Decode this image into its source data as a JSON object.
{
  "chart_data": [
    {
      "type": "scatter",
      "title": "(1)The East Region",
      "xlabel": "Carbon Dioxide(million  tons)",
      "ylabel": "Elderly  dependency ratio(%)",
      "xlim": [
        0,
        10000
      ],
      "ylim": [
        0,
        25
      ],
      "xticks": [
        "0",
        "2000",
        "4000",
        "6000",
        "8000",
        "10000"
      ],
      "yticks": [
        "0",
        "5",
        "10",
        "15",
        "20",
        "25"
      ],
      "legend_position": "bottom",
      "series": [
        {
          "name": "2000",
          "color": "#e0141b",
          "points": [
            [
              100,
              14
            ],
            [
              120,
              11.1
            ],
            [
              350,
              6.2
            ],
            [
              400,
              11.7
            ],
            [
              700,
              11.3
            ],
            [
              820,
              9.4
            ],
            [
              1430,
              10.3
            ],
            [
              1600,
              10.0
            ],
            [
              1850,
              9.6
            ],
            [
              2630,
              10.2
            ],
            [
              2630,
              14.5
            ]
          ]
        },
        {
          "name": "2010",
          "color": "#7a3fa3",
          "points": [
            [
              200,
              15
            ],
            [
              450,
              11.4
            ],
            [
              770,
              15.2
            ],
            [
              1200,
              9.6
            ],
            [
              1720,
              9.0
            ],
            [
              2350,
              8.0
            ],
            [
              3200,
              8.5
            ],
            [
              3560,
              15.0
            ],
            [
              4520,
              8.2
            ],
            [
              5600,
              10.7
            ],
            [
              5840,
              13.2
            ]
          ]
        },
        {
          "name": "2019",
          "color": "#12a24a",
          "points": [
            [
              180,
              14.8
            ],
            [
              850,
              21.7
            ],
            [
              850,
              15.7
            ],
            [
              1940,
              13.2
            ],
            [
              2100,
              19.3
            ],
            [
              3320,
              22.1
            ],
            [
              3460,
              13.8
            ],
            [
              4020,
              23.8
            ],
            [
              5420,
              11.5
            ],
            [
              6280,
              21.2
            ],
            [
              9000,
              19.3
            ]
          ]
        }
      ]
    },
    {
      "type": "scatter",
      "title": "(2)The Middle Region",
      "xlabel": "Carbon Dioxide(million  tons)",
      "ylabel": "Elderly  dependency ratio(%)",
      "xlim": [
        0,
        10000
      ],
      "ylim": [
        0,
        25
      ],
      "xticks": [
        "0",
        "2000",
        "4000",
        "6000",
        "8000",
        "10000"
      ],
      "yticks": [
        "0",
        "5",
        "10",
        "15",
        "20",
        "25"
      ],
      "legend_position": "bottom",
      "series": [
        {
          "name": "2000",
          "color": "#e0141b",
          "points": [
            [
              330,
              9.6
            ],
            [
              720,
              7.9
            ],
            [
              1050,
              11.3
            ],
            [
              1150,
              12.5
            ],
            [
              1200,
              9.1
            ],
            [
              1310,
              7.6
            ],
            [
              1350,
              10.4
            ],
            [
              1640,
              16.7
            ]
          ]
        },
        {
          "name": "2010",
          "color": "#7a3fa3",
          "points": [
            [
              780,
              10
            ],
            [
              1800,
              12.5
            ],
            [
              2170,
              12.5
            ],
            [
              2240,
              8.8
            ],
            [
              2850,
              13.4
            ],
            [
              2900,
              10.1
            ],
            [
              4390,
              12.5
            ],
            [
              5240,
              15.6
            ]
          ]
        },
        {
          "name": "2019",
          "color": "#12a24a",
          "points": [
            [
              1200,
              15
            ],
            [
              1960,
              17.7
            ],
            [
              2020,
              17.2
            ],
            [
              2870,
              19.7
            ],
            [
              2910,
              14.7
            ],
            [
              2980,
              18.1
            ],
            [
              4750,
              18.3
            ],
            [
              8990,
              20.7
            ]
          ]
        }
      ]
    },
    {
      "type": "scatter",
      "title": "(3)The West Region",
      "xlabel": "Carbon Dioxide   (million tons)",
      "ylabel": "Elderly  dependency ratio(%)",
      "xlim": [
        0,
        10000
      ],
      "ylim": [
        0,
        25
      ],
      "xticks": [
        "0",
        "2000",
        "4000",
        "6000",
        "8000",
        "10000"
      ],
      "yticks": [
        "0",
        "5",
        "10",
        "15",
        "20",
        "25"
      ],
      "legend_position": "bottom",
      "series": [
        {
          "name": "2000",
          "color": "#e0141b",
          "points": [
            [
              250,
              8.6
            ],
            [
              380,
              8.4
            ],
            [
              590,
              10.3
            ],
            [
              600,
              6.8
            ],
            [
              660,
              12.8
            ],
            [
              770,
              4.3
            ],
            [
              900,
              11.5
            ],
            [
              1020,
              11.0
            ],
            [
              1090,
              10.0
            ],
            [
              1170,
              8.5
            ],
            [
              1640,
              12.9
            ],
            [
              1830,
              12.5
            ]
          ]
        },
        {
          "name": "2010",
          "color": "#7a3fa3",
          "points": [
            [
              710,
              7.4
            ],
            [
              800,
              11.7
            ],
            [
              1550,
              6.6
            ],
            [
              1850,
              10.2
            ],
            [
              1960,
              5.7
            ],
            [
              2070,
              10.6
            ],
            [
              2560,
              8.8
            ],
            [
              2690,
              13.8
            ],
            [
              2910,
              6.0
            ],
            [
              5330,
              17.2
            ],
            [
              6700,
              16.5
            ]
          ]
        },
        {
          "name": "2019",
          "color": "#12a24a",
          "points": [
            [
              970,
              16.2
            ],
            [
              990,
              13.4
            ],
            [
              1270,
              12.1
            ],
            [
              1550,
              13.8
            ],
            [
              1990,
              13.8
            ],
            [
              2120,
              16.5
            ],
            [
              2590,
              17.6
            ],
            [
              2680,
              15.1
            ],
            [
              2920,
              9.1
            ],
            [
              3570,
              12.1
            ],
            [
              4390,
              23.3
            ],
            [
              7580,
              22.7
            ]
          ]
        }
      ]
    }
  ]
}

==

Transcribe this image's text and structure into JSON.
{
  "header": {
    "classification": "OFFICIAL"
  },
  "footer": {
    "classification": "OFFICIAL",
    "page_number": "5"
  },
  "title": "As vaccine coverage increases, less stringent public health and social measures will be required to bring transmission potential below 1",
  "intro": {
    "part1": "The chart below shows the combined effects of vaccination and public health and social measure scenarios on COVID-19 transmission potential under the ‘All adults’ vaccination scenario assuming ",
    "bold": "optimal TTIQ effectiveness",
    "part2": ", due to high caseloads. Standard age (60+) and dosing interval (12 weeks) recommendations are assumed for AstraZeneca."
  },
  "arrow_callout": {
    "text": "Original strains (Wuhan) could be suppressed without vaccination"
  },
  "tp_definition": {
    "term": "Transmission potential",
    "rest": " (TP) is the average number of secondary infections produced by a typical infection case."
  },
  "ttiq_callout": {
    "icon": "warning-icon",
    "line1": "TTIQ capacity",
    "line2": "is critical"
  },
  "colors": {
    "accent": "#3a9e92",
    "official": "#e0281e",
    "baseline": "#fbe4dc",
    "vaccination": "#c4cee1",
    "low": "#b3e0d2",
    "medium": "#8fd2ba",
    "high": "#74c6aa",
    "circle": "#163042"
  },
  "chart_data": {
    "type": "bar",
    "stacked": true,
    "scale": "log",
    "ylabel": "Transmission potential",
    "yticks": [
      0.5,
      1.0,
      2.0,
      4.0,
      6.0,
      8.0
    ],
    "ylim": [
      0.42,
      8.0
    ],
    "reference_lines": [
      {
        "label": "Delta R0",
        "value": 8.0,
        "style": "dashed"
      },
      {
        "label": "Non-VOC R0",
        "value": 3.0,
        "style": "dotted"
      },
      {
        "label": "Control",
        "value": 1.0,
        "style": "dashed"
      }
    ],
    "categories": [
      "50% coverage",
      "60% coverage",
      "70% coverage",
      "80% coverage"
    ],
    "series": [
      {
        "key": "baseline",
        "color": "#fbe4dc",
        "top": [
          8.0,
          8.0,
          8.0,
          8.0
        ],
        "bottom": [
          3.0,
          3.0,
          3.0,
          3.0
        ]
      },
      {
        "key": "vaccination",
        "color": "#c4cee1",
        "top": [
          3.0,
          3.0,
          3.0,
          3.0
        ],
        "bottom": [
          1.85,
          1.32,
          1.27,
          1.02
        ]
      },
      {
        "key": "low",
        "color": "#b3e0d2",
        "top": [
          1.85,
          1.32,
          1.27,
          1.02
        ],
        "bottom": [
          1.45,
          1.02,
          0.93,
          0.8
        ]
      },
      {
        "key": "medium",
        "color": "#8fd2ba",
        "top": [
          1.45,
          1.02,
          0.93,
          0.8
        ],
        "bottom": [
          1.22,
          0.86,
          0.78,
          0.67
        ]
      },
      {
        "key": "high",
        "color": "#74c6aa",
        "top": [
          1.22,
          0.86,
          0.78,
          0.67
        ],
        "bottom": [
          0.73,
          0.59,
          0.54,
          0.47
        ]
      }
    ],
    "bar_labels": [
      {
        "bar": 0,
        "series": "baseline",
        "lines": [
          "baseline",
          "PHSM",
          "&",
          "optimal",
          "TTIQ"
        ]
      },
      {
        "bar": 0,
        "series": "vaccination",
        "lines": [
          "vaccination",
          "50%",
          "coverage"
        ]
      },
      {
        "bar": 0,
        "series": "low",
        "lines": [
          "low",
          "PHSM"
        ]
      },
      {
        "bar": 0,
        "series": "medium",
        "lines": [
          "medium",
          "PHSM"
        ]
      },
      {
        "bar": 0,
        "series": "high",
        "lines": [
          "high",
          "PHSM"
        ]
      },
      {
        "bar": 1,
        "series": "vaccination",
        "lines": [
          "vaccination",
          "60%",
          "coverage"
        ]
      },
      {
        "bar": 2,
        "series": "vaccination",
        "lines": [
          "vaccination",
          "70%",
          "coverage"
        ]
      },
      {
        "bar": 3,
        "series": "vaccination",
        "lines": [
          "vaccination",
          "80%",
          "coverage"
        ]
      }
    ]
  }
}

* [Given task]:
Collect the complete line wherever the string "social" appears in the records.

* [Result below]:
  "title": "As vaccine coverage increases, less stringent public health and social measures will be required to bring transmission potential below 1",
    "part1": "The chart below shows the combined effects of vaccination and public health and social measure scenarios on COVID-19 transmission potential under the ‘All adults’ vaccination scenario assuming ",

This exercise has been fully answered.